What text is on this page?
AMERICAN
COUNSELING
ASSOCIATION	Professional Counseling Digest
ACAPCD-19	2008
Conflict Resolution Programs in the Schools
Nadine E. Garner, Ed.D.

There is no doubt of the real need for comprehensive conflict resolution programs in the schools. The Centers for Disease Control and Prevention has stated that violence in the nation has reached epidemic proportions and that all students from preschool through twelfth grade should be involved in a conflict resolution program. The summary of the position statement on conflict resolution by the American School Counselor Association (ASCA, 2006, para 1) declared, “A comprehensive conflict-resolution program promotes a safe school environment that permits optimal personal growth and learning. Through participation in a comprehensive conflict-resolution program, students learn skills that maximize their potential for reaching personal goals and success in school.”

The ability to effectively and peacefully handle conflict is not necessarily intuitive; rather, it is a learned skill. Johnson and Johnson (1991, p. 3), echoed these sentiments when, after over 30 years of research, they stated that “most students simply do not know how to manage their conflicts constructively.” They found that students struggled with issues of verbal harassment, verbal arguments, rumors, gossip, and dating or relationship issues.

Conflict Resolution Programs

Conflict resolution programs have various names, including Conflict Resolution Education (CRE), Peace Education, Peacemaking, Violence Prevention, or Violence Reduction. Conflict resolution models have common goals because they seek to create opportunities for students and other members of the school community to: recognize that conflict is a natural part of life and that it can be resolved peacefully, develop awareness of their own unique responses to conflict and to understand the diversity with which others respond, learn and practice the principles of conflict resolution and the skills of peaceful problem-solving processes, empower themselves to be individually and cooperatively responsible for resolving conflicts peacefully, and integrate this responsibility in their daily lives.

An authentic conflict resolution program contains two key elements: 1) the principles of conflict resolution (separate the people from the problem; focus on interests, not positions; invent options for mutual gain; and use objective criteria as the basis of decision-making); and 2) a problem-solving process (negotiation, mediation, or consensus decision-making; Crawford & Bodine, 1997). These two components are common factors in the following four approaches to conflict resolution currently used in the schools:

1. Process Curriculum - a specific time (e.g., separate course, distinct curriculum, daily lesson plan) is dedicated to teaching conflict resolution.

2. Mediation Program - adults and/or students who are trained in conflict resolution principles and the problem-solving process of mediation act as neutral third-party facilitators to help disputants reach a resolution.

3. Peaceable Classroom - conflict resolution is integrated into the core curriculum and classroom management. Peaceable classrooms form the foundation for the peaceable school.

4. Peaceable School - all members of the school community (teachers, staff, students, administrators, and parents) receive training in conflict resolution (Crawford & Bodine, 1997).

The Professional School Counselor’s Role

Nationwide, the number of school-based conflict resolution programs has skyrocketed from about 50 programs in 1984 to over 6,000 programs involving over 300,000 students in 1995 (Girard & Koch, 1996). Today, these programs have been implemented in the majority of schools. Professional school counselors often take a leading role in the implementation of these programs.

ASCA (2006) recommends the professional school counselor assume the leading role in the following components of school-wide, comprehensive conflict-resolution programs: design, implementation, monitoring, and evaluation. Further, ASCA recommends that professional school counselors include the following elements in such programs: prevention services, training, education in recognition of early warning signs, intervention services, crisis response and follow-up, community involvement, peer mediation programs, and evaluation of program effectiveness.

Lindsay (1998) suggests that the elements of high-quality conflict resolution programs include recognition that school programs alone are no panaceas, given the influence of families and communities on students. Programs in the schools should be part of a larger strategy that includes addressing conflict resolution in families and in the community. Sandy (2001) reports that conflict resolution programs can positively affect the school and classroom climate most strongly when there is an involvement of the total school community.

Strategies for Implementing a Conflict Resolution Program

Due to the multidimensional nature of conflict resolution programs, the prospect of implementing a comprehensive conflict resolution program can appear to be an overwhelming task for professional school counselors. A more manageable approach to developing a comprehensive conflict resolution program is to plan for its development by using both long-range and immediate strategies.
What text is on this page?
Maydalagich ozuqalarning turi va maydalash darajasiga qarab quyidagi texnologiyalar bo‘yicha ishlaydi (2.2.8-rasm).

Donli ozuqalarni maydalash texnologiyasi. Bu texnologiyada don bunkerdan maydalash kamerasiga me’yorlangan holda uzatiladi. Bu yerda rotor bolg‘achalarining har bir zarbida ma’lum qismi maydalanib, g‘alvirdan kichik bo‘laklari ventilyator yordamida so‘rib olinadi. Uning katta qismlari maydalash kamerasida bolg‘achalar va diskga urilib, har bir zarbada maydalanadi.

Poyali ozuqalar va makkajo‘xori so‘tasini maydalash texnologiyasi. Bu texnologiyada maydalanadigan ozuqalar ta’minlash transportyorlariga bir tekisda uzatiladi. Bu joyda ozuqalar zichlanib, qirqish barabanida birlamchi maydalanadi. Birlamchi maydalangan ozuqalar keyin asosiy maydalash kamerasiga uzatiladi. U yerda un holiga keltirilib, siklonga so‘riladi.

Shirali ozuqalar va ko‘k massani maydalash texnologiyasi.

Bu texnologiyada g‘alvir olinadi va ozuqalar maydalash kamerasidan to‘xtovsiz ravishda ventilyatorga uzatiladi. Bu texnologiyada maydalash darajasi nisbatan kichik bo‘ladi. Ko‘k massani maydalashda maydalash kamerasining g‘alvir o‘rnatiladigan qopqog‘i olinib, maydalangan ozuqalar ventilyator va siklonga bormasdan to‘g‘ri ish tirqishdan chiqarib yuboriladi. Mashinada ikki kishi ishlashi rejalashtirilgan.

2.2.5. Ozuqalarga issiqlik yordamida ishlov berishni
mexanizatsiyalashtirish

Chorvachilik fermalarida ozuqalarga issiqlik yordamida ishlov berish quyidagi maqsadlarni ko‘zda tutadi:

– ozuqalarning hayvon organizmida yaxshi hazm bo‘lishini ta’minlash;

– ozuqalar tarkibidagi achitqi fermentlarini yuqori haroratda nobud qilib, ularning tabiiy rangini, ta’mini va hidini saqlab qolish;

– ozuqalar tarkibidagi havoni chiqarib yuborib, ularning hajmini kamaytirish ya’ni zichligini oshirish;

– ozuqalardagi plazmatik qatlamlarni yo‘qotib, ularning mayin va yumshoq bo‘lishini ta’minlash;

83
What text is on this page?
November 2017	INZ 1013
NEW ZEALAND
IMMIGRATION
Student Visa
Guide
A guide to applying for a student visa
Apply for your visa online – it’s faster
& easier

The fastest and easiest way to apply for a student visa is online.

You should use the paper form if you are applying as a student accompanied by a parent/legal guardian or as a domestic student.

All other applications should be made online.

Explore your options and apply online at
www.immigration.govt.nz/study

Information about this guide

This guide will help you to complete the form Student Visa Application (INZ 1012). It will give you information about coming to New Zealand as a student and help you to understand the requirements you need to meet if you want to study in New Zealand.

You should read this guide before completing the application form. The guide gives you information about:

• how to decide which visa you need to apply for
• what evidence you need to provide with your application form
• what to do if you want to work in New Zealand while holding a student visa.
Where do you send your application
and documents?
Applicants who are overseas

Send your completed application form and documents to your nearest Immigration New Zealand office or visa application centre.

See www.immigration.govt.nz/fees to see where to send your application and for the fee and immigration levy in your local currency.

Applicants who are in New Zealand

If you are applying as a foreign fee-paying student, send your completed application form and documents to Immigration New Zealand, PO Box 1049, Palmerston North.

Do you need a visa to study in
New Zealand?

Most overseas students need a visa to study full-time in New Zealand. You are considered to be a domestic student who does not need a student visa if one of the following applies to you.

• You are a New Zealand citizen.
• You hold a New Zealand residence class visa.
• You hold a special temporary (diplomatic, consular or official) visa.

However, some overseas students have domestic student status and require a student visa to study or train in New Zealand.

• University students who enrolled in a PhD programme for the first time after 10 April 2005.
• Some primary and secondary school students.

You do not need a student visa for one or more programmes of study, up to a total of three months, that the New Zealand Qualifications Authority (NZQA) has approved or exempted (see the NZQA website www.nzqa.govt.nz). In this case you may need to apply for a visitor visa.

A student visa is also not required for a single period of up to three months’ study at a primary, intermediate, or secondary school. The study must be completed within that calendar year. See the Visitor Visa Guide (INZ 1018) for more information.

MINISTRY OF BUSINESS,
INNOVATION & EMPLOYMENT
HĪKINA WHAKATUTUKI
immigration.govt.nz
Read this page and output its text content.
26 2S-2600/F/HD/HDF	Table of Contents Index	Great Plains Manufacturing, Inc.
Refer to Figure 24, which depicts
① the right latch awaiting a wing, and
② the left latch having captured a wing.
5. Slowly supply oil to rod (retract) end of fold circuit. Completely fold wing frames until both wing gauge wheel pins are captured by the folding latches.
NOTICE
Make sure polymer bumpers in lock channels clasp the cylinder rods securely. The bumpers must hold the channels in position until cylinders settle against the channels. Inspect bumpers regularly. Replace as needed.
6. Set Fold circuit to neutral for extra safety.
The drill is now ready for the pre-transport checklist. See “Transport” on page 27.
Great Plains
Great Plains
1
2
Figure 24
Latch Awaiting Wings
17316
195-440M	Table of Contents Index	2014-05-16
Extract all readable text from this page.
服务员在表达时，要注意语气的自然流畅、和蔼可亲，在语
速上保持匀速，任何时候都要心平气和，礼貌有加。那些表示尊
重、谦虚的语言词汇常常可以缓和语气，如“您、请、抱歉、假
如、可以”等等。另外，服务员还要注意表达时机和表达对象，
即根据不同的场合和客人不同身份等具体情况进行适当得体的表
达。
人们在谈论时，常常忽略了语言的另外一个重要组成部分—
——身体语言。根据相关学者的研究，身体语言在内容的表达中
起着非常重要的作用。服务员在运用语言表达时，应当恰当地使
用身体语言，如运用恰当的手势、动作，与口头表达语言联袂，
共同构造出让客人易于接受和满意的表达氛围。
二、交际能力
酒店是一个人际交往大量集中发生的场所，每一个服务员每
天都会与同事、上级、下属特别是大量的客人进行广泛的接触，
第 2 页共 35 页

# # # #

■ Challenge
Find every line above that contains the word "texnologiyada", and return each one.

■ Problem solution
Donli ozuqalarni maydalash texnologiyasi. Bu texnologiyada don bunkerdan maydalash kamerasiga me’yorlangan holda uzatiladi. Bu yerda rotor bolg‘achalarining har bir zarbida ma’lum qismi maydalanib, g‘alvirdan kichik bo‘laklari ventilyator yordamida so‘rib olinadi. Uning katta qismlari maydalash kamerasida bolg‘achalar va diskga urilib, har bir zarbada maydalanadi.
Poyali ozuqalar va makkajo‘xori so‘tasini maydalash texnologiyasi. Bu texnologiyada maydalanadigan ozuqalar ta’minlash transportyorlariga bir tekisda uzatiladi. Bu joyda ozuqalar zichlanib, qirqish barabanida birlamchi maydalanadi. Birlamchi maydalangan ozuqalar keyin asosiy maydalash kamerasiga uzatiladi. U yerda un holiga keltirilib, siklonga so‘riladi.
Bu texnologiyada g‘alvir olinadi va ozuqalar maydalash kamerasidan to‘xtovsiz ravishda ventilyatorga uzatiladi. Bu texnologiyada maydalash darajasi nisbatan kichik bo‘ladi. Ko‘k massani maydalashda maydalash kamerasining g‘alvir o‘rnatiladigan qopqog‘i olinib, maydalangan ozuqalar ventilyator va siklonga bormasdan to‘g‘ri ish tirqishdan chiqarib yuboriladi. Mashinada ikki kishi ishlashi rejalashtirilgan.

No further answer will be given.